• _Provided data_
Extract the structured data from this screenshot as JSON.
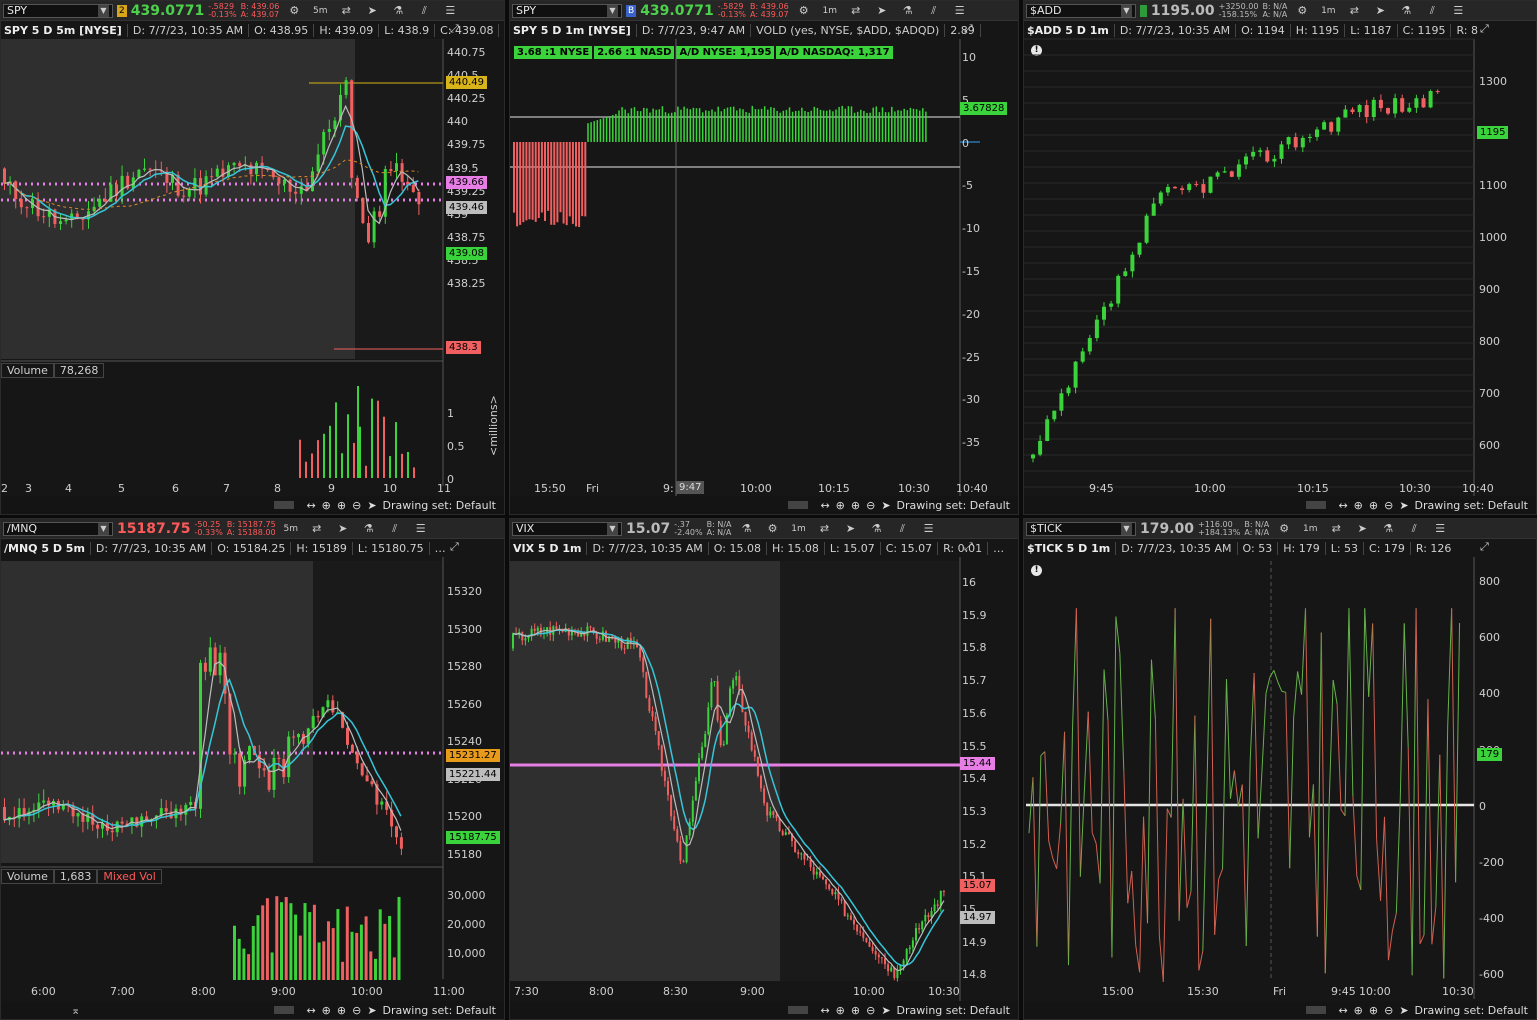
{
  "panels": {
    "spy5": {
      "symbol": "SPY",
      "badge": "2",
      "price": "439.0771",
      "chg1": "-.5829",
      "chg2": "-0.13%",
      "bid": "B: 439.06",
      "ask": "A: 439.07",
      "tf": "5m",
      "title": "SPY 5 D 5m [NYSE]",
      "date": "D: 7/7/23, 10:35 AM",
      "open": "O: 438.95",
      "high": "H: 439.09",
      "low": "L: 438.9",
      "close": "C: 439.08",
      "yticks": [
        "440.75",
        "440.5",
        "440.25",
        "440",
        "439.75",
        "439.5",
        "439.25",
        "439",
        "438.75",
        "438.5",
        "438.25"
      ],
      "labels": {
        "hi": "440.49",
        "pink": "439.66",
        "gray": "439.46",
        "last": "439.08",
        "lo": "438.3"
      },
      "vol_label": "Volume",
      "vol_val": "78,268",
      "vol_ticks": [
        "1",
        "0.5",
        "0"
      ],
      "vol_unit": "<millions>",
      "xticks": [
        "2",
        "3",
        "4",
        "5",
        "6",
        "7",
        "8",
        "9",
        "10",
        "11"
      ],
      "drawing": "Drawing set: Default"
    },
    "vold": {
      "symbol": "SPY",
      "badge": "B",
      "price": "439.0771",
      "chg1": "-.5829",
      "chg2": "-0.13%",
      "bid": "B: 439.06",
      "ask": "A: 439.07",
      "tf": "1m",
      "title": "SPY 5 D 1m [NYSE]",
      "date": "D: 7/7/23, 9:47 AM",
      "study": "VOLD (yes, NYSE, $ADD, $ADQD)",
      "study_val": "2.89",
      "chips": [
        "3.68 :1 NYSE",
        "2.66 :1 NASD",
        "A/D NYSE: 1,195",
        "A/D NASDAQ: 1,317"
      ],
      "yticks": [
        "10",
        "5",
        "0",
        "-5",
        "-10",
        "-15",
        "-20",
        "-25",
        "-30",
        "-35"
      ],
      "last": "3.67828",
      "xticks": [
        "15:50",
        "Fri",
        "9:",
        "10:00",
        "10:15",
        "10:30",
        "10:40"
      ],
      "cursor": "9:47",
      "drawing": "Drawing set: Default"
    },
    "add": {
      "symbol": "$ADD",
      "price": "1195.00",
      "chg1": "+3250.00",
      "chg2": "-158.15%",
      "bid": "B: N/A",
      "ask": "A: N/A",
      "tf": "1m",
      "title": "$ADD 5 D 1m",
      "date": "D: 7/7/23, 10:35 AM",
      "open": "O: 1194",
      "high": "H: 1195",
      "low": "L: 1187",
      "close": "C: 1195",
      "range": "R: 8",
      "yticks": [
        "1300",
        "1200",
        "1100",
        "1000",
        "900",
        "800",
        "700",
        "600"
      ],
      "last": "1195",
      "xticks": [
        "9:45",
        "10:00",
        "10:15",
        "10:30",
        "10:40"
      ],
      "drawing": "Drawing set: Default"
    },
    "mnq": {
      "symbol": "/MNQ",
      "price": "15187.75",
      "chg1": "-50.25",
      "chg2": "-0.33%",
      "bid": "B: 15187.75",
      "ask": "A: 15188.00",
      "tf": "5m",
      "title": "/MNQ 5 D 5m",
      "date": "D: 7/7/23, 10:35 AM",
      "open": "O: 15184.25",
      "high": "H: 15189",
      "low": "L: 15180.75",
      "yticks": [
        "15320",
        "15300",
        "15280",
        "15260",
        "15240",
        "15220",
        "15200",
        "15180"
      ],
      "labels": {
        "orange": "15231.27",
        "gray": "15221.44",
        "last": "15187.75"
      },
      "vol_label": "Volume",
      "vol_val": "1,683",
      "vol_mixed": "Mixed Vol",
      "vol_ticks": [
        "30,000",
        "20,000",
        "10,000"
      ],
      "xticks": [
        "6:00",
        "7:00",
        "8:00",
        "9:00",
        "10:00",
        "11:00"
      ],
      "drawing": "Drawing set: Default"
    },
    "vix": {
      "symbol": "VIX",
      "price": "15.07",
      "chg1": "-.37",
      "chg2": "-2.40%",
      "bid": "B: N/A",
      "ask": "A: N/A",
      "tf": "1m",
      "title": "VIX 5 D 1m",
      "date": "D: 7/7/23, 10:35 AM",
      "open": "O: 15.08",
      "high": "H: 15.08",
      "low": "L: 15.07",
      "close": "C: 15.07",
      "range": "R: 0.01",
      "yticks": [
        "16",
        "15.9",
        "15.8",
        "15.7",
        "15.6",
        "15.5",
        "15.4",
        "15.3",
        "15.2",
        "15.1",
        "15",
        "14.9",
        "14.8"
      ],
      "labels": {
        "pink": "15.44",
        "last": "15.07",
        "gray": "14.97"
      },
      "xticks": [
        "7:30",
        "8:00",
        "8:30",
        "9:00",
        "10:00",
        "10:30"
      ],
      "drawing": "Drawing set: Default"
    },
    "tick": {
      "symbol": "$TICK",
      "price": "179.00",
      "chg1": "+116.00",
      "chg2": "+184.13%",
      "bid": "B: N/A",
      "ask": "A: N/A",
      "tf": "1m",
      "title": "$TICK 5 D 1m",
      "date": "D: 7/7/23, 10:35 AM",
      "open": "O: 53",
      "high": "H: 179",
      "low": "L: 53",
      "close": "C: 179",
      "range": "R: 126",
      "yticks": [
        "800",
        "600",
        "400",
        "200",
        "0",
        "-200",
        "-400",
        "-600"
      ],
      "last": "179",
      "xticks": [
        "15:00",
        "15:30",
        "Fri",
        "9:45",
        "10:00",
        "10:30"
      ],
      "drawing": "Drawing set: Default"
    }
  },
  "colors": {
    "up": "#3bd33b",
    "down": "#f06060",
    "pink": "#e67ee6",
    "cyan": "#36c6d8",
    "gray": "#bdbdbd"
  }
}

• _Exercise description_
Repeat each entry exactly. Pictures do not belong in the copy.

• _The solution_
Extract the structured data from this screenshot as JSON.
{
  "panels": {
    "spy5": {
      "symbol": "SPY",
      "badge": "2",
      "price": "439.0771",
      "chg1": "-.5829",
      "chg2": "-0.13%",
      "bid": "B: 439.06",
      "ask": "A: 439.07",
      "tf": "5m",
      "title": "SPY 5 D 5m [NYSE]",
      "date": "D: 7/7/23, 10:35 AM",
      "open": "O: 438.95",
      "high": "H: 439.09",
      "low": "L: 438.9",
      "close": "C: 439.08",
      "yticks": [
        "440.75",
        "440.5",
        "440.25",
        "440",
        "439.75",
        "439.5",
        "439.25",
        "439",
        "438.75",
        "438.5",
        "438.25"
      ],
      "labels": {
        "hi": "440.49",
        "pink": "439.66",
        "gray": "439.46",
        "last": "439.08",
        "lo": "438.3"
      },
      "vol_label": "Volume",
      "vol_val": "78,268",
      "vol_ticks": [
        "1",
        "0.5",
        "0"
      ],
      "vol_unit": "<millions>",
      "xticks": [
        "2",
        "3",
        "4",
        "5",
        "6",
        "7",
        "8",
        "9",
        "10",
        "11"
      ],
      "drawing": "Drawing set: Default"
    },
    "vold": {
      "symbol": "SPY",
      "badge": "B",
      "price": "439.0771",
      "chg1": "-.5829",
      "chg2": "-0.13%",
      "bid": "B: 439.06",
      "ask": "A: 439.07",
      "tf": "1m",
      "title": "SPY 5 D 1m [NYSE]",
      "date": "D: 7/7/23, 9:47 AM",
      "study": "VOLD (yes, NYSE, $ADD, $ADQD)",
      "study_val": "2.89",
      "chips": [
        "3.68 :1 NYSE",
        "2.66 :1 NASD",
        "A/D NYSE: 1,195",
        "A/D NASDAQ: 1,317"
      ],
      "yticks": [
        "10",
        "5",
        "0",
        "-5",
        "-10",
        "-15",
        "-20",
        "-25",
        "-30",
        "-35"
      ],
      "last": "3.67828",
      "xticks": [
        "15:50",
        "Fri",
        "9:",
        "10:00",
        "10:15",
        "10:30",
        "10:40"
      ],
      "cursor": "9:47",
      "drawing": "Drawing set: Default"
    },
    "add": {
      "symbol": "$ADD",
      "price": "1195.00",
      "chg1": "+3250.00",
      "chg2": "-158.15%",
      "bid": "B: N/A",
      "ask": "A: N/A",
      "tf": "1m",
      "title": "$ADD 5 D 1m",
      "date": "D: 7/7/23, 10:35 AM",
      "open": "O: 1194",
      "high": "H: 1195",
      "low": "L: 1187",
      "close": "C: 1195",
      "range": "R: 8",
      "yticks": [
        "1300",
        "1200",
        "1100",
        "1000",
        "900",
        "800",
        "700",
        "600"
      ],
      "last": "1195",
      "xticks": [
        "9:45",
        "10:00",
        "10:15",
        "10:30",
        "10:40"
      ],
      "drawing": "Drawing set: Default"
    },
    "mnq": {
      "symbol": "/MNQ",
      "price": "15187.75",
      "chg1": "-50.25",
      "chg2": "-0.33%",
      "bid": "B: 15187.75",
      "ask": "A: 15188.00",
      "tf": "5m",
      "title": "/MNQ 5 D 5m",
      "date": "D: 7/7/23, 10:35 AM",
      "open": "O: 15184.25",
      "high": "H: 15189",
      "low": "L: 15180.75",
      "yticks": [
        "15320",
        "15300",
        "15280",
        "15260",
        "15240",
        "15220",
        "15200",
        "15180"
      ],
      "labels": {
        "orange": "15231.27",
        "gray": "15221.44",
        "last": "15187.75"
      },
      "vol_label": "Volume",
      "vol_val": "1,683",
      "vol_mixed": "Mixed Vol",
      "vol_ticks": [
        "30,000",
        "20,000",
        "10,000"
      ],
      "xticks": [
        "6:00",
        "7:00",
        "8:00",
        "9:00",
        "10:00",
        "11:00"
      ],
      "drawing": "Drawing set: Default"
    },
    "vix": {
      "symbol": "VIX",
      "price": "15.07",
      "chg1": "-.37",
      "chg2": "-2.40%",
      "bid": "B: N/A",
      "ask": "A: N/A",
      "tf": "1m",
      "title": "VIX 5 D 1m",
      "date": "D: 7/7/23, 10:35 AM",
      "open": "O: 15.08",
      "high": "H: 15.08",
      "low": "L: 15.07",
      "close": "C: 15.07",
      "range": "R: 0.01",
      "yticks": [
        "16",
        "15.9",
        "15.8",
        "15.7",
        "15.6",
        "15.5",
        "15.4",
        "15.3",
        "15.2",
        "15.1",
        "15",
        "14.9",
        "14.8"
      ],
      "labels": {
        "pink": "15.44",
        "last": "15.07",
        "gray": "14.97"
      },
      "xticks": [
        "7:30",
        "8:00",
        "8:30",
        "9:00",
        "10:00",
        "10:30"
      ],
      "drawing": "Drawing set: Default"
    },
    "tick": {
      "symbol": "$TICK",
      "price": "179.00",
      "chg1": "+116.00",
      "chg2": "+184.13%",
      "bid": "B: N/A",
      "ask": "A: N/A",
      "tf": "1m",
      "title": "$TICK 5 D 1m",
      "date": "D: 7/7/23, 10:35 AM",
      "open": "O: 53",
      "high": "H: 179",
      "low": "L: 53",
      "close": "C: 179",
      "range": "R: 126",
      "yticks": [
        "800",
        "600",
        "400",
        "200",
        "0",
        "-200",
        "-400",
        "-600"
      ],
      "last": "179",
      "xticks": [
        "15:00",
        "15:30",
        "Fri",
        "9:45",
        "10:00",
        "10:30"
      ],
      "drawing": "Drawing set: Default"
    }
  },
  "colors": {
    "up": "#3bd33b",
    "down": "#f06060",
    "pink": "#e67ee6",
    "cyan": "#36c6d8",
    "gray": "#bdbdbd"
  }
}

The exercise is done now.